SHORT TASK = From the line with "Output the text content of this document." through the final line, please write out the listing exactly, including both of those lines.

※

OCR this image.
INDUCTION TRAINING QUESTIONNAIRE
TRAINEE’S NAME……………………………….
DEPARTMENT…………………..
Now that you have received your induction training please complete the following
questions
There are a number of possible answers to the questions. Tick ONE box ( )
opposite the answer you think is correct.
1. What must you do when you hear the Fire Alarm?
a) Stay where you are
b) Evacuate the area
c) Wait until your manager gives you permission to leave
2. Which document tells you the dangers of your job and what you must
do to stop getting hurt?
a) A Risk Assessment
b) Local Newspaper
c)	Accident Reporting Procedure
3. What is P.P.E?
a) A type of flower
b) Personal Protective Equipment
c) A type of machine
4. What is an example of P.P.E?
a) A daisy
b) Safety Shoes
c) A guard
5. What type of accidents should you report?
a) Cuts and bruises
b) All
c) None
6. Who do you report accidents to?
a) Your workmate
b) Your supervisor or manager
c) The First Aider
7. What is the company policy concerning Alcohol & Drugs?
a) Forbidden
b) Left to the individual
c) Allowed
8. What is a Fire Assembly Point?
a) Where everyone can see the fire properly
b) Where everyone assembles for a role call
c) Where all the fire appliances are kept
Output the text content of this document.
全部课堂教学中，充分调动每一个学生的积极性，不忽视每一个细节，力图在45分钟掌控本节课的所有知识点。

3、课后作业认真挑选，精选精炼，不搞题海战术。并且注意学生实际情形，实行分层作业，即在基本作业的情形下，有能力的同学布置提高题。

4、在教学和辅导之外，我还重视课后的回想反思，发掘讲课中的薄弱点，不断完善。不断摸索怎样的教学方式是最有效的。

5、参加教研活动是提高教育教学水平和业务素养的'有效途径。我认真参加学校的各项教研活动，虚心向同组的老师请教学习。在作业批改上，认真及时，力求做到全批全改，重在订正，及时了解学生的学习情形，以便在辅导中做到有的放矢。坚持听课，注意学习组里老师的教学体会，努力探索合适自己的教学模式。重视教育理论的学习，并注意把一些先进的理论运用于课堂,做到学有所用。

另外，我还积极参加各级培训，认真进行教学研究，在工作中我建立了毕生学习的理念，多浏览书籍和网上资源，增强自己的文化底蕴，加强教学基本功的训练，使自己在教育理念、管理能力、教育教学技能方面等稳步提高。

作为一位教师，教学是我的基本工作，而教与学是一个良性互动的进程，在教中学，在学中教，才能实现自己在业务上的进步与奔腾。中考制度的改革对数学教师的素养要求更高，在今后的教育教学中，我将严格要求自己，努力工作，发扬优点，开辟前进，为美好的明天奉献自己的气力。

※

RESULT OF THIS EXERCISE =
Output the text content of this document.
全部课堂教学中，充分调动每一个学生的积极性，不忽视每一个细节，力图在45分钟掌控本节课的所有知识点。

3、课后作业认真挑选，精选精炼，不搞题海战术。并且注意学生实际情形，实行分层作业，即在基本作业的情形下，有能力的同学布置提高题。

4、在教学和辅导之外，我还重视课后的回想反思，发掘讲课中的薄弱点，不断完善。不断摸索怎样的教学方式是最有效的。

5、参加教研活动是提高教育教学水平和业务素养的'有效途径。我认真参加学校的各项教研活动，虚心向同组的老师请教学习。在作业批改上，认真及时，力求做到全批全改，重在订正，及时了解学生的学习情形，以便在辅导中做到有的放矢。坚持听课，注意学习组里老师的教学体会，努力探索合适自己的教学模式。重视教育理论的学习，并注意把一些先进的理论运用于课堂,做到学有所用。

另外，我还积极参加各级培训，认真进行教学研究，在工作中我建立了毕生学习的理念，多浏览书籍和网上资源，增强自己的文化底蕴，加强教学基本功的训练，使自己在教育理念、管理能力、教育教学技能方面等稳步提高。

作为一位教师，教学是我的基本工作，而教与学是一个良性互动的进程，在教中学，在学中教，才能实现自己在业务上的进步与奔腾。中考制度的改革对数学教师的素养要求更高，在今后的教育教学中，我将严格要求自己，努力工作，发扬优点，开辟前进，为美好的明天奉献自己的气力。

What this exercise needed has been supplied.